[Stored records]
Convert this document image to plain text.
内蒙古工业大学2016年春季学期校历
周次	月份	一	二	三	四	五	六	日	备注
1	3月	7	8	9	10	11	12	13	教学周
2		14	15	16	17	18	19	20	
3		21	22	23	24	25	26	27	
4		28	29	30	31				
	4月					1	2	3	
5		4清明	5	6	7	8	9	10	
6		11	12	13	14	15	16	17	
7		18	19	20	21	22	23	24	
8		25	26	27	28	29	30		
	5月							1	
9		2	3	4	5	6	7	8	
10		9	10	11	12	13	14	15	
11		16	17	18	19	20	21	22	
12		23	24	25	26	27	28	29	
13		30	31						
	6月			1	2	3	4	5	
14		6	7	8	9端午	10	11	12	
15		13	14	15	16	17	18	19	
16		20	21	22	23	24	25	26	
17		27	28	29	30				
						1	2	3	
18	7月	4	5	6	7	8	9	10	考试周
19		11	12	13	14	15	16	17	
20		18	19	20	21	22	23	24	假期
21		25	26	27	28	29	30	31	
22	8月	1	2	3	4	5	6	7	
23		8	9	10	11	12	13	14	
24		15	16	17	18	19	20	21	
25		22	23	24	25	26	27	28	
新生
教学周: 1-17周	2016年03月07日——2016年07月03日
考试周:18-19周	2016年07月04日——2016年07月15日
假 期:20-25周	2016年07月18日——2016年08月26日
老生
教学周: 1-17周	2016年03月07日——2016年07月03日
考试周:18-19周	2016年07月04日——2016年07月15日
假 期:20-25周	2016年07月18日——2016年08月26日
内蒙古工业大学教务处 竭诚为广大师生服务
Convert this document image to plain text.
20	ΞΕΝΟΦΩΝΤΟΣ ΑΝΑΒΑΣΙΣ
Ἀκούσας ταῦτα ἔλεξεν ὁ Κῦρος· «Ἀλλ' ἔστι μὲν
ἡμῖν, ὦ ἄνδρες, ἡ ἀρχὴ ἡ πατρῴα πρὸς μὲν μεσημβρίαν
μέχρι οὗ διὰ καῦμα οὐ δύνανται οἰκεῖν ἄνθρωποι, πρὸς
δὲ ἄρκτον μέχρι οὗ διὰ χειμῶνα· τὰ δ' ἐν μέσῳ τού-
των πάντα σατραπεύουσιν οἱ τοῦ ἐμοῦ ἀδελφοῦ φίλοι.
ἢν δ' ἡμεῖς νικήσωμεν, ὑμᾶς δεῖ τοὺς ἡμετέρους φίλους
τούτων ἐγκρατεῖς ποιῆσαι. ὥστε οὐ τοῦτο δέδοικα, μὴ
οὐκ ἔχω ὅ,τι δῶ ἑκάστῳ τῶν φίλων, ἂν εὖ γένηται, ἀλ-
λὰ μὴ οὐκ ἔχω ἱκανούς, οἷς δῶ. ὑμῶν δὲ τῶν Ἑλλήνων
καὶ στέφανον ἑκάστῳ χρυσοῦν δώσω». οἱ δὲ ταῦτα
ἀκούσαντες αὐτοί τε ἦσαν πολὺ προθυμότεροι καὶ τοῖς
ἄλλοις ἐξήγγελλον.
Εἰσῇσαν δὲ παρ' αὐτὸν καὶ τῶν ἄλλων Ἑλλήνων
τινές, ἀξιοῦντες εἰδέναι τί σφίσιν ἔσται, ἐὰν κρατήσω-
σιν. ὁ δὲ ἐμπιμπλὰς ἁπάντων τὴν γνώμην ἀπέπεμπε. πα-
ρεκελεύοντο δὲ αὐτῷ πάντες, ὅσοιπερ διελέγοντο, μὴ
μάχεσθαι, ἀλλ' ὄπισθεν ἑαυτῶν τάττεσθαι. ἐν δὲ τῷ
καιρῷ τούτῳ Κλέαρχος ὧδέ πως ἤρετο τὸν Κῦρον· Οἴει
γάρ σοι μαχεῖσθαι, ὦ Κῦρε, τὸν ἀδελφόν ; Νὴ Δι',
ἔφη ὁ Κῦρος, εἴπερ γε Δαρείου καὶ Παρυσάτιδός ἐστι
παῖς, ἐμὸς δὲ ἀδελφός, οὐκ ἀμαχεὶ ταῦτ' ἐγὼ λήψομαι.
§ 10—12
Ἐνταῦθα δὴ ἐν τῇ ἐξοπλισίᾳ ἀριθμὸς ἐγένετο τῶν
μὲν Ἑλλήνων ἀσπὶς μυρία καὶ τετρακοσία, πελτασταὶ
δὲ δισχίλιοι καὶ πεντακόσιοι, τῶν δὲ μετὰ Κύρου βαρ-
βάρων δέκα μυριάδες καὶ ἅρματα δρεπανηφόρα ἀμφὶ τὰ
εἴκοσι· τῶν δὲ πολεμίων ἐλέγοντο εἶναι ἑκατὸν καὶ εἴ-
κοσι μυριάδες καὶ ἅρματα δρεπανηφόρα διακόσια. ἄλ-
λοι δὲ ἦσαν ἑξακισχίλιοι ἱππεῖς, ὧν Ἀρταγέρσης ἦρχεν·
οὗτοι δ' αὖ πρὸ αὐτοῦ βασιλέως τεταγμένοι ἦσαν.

== Stated task ==
Each record above should be restated word for word.

== Output below ==
Convert this document image to plain text.
内蒙古工业大学2016年春季学期校历
周次	月份	一	二	三	四	五	六	日	备注
1	3月	7	8	9	10	11	12	13	教学周
2		14	15	16	17	18	19	20	
3		21	22	23	24	25	26	27	
4		28	29	30	31				
	4月					1	2	3	
5		4清明	5	6	7	8	9	10	
6		11	12	13	14	15	16	17	
7		18	19	20	21	22	23	24	
8		25	26	27	28	29	30		
	5月							1	
9		2	3	4	5	6	7	8	
10		9	10	11	12	13	14	15	
11		16	17	18	19	20	21	22	
12		23	24	25	26	27	28	29	
13		30	31						
	6月			1	2	3	4	5	
14		6	7	8	9端午	10	11	12	
15		13	14	15	16	17	18	19	
16		20	21	22	23	24	25	26	
17		27	28	29	30				
						1	2	3	
18	7月	4	5	6	7	8	9	10	考试周
19		11	12	13	14	15	16	17	
20		18	19	20	21	22	23	24	假期
21		25	26	27	28	29	30	31	
22	8月	1	2	3	4	5	6	7	
23		8	9	10	11	12	13	14	
24		15	16	17	18	19	20	21	
25		22	23	24	25	26	27	28	
新生
教学周: 1-17周	2016年03月07日——2016年07月03日
考试周:18-19周	2016年07月04日——2016年07月15日
假 期:20-25周	2016年07月18日——2016年08月26日
老生
教学周: 1-17周	2016年03月07日——2016年07月03日
考试周:18-19周	2016年07月04日——2016年07月15日
假 期:20-25周	2016年07月18日——2016年08月26日
内蒙古工业大学教务处 竭诚为广大师生服务
Convert this document image to plain text.
20	ΞΕΝΟΦΩΝΤΟΣ ΑΝΑΒΑΣΙΣ
Ἀκούσας ταῦτα ἔλεξεν ὁ Κῦρος· «Ἀλλ' ἔστι μὲν
ἡμῖν, ὦ ἄνδρες, ἡ ἀρχὴ ἡ πατρῴα πρὸς μὲν μεσημβρίαν
μέχρι οὗ διὰ καῦμα οὐ δύνανται οἰκεῖν ἄνθρωποι, πρὸς
δὲ ἄρκτον μέχρι οὗ διὰ χειμῶνα· τὰ δ' ἐν μέσῳ τού-
των πάντα σατραπεύουσιν οἱ τοῦ ἐμοῦ ἀδελφοῦ φίλοι.
ἢν δ' ἡμεῖς νικήσωμεν, ὑμᾶς δεῖ τοὺς ἡμετέρους φίλους
τούτων ἐγκρατεῖς ποιῆσαι. ὥστε οὐ τοῦτο δέδοικα, μὴ
οὐκ ἔχω ὅ,τι δῶ ἑκάστῳ τῶν φίλων, ἂν εὖ γένηται, ἀλ-
λὰ μὴ οὐκ ἔχω ἱκανούς, οἷς δῶ. ὑμῶν δὲ τῶν Ἑλλήνων
καὶ στέφανον ἑκάστῳ χρυσοῦν δώσω». οἱ δὲ ταῦτα
ἀκούσαντες αὐτοί τε ἦσαν πολὺ προθυμότεροι καὶ τοῖς
ἄλλοις ἐξήγγελλον.
Εἰσῇσαν δὲ παρ' αὐτὸν καὶ τῶν ἄλλων Ἑλλήνων
τινές, ἀξιοῦντες εἰδέναι τί σφίσιν ἔσται, ἐὰν κρατήσω-
σιν. ὁ δὲ ἐμπιμπλὰς ἁπάντων τὴν γνώμην ἀπέπεμπε. πα-
ρεκελεύοντο δὲ αὐτῷ πάντες, ὅσοιπερ διελέγοντο, μὴ
μάχεσθαι, ἀλλ' ὄπισθεν ἑαυτῶν τάττεσθαι. ἐν δὲ τῷ
καιρῷ τούτῳ Κλέαρχος ὧδέ πως ἤρετο τὸν Κῦρον· Οἴει
γάρ σοι μαχεῖσθαι, ὦ Κῦρε, τὸν ἀδελφόν ; Νὴ Δι',
ἔφη ὁ Κῦρος, εἴπερ γε Δαρείου καὶ Παρυσάτιδός ἐστι
παῖς, ἐμὸς δὲ ἀδελφός, οὐκ ἀμαχεὶ ταῦτ' ἐγὼ λήψομαι.
§ 10—12
Ἐνταῦθα δὴ ἐν τῇ ἐξοπλισίᾳ ἀριθμὸς ἐγένετο τῶν
μὲν Ἑλλήνων ἀσπὶς μυρία καὶ τετρακοσία, πελτασταὶ
δὲ δισχίλιοι καὶ πεντακόσιοι, τῶν δὲ μετὰ Κύρου βαρ-
βάρων δέκα μυριάδες καὶ ἅρματα δρεπανηφόρα ἀμφὶ τὰ
εἴκοσι· τῶν δὲ πολεμίων ἐλέγοντο εἶναι ἑκατὸν καὶ εἴ-
κοσι μυριάδες καὶ ἅρματα δρεπανηφόρα διακόσια. ἄλ-
λοι δὲ ἦσαν ἑξακισχίλιοι ἱππεῖς, ὧν Ἀρταγέρσης ἦρχεν·
οὗτοι δ' αὖ πρὸ αὐτοῦ βασιλέως τεταγμένοι ἦσαν.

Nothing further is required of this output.